>> START

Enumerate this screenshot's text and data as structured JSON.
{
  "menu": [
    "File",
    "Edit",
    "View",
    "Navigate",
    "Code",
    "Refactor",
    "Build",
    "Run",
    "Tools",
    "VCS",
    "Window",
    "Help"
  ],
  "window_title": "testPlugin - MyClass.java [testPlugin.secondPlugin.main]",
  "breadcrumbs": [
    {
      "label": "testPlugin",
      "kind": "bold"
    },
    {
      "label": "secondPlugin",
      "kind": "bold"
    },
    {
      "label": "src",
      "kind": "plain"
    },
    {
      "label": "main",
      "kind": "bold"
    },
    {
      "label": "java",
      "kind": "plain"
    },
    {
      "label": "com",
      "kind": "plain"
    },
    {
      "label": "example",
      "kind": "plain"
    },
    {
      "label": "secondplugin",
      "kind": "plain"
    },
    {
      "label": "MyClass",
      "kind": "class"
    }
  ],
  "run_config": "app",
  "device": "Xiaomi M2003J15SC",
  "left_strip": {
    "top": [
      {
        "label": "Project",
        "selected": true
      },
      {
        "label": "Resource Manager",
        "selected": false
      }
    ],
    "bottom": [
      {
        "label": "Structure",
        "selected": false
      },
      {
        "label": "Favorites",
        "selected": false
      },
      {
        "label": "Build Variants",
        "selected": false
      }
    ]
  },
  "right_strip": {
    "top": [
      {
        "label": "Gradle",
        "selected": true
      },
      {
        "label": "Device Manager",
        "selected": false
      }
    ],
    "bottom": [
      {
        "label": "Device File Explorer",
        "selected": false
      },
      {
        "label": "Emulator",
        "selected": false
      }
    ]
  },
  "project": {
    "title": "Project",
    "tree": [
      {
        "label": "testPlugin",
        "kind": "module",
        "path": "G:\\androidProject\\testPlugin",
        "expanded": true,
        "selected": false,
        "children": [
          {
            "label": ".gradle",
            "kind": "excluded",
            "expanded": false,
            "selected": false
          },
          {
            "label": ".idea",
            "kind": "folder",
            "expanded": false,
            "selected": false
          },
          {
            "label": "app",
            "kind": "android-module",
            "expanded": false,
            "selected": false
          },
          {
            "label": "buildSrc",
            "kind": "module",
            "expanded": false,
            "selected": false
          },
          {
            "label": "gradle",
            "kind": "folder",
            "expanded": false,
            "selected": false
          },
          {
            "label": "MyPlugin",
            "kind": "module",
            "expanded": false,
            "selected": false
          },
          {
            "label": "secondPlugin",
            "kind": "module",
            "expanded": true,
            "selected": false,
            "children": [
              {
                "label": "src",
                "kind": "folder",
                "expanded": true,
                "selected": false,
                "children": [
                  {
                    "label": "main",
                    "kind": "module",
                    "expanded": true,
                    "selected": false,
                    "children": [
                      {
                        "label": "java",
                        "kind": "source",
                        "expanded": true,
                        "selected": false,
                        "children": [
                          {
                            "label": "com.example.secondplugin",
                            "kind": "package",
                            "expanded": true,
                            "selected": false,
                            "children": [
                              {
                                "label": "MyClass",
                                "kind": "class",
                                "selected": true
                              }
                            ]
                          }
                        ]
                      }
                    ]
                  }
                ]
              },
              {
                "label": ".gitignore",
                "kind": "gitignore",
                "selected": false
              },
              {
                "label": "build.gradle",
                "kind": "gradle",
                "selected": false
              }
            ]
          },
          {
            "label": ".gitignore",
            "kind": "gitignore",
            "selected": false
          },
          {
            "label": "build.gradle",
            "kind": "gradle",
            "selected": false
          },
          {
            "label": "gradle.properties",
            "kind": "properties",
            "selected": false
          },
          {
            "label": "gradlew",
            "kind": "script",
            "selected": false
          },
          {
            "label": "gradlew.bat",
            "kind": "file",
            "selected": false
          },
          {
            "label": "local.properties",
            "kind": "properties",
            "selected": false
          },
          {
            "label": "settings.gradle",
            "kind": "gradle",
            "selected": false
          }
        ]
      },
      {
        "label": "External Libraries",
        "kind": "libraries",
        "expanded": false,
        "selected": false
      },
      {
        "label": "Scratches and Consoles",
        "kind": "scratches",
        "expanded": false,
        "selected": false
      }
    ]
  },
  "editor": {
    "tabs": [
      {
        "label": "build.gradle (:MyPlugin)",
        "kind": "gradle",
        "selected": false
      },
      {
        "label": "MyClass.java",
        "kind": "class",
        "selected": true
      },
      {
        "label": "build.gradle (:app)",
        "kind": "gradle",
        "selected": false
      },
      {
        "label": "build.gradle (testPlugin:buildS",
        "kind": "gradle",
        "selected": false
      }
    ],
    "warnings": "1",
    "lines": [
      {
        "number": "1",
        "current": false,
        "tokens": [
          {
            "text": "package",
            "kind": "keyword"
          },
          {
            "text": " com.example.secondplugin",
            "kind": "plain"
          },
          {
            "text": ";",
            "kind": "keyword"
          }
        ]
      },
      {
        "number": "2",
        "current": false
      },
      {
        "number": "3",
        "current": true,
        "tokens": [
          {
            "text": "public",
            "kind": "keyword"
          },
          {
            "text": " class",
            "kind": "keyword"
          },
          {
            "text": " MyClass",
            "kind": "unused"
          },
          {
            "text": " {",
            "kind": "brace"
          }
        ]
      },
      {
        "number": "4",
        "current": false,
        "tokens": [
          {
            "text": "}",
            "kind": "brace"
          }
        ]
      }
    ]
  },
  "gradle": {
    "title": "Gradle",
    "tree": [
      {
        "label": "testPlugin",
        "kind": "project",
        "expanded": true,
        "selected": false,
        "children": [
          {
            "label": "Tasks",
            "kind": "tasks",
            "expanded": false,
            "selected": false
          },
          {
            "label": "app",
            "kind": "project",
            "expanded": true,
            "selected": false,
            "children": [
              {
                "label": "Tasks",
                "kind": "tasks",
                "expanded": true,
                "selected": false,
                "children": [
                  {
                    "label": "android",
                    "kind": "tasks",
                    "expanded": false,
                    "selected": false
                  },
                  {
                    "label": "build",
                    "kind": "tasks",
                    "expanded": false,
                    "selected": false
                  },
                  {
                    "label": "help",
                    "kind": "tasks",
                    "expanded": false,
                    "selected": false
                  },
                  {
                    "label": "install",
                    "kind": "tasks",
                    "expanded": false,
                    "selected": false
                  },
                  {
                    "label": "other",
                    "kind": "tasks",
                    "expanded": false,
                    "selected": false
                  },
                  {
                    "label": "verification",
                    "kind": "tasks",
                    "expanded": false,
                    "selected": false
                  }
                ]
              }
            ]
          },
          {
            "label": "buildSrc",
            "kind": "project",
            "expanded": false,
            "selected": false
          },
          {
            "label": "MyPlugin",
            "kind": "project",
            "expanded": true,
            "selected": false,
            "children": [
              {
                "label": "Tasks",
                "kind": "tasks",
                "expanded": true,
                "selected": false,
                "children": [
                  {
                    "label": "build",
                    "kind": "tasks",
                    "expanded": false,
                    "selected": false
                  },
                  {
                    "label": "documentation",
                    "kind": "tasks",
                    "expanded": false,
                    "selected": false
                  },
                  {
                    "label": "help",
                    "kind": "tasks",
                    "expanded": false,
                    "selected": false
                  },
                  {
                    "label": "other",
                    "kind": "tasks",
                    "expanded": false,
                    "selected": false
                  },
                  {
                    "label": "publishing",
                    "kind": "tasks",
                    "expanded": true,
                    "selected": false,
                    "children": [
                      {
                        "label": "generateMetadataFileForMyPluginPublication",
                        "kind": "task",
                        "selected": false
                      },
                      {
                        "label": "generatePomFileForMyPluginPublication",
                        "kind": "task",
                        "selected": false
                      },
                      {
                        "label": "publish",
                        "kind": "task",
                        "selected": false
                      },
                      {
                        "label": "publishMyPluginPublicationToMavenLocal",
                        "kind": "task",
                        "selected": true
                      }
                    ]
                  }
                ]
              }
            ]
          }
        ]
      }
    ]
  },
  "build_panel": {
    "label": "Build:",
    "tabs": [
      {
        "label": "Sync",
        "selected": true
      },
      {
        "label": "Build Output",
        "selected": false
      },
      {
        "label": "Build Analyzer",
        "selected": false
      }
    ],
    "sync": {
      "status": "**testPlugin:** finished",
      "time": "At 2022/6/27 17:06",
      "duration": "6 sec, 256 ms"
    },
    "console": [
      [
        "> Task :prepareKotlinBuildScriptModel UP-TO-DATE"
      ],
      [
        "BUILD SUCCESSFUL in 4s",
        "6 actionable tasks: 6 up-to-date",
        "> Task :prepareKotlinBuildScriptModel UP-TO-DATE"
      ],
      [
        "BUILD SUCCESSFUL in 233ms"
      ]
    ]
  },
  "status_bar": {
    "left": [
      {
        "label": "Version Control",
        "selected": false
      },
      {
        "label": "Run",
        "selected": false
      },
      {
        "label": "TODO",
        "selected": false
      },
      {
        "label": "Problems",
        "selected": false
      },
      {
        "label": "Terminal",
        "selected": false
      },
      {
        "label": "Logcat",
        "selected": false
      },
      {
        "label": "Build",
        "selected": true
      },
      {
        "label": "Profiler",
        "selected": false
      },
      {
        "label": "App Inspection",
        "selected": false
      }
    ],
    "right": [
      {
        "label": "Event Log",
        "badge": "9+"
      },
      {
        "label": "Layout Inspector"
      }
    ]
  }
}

>> END

Scan the records for the string "main". Copy each line in which it appears.

  "window_title": "testPlugin - MyClass.java [testPlugin.secondPlugin.main]",
      "label": "main",
                    "label": "main",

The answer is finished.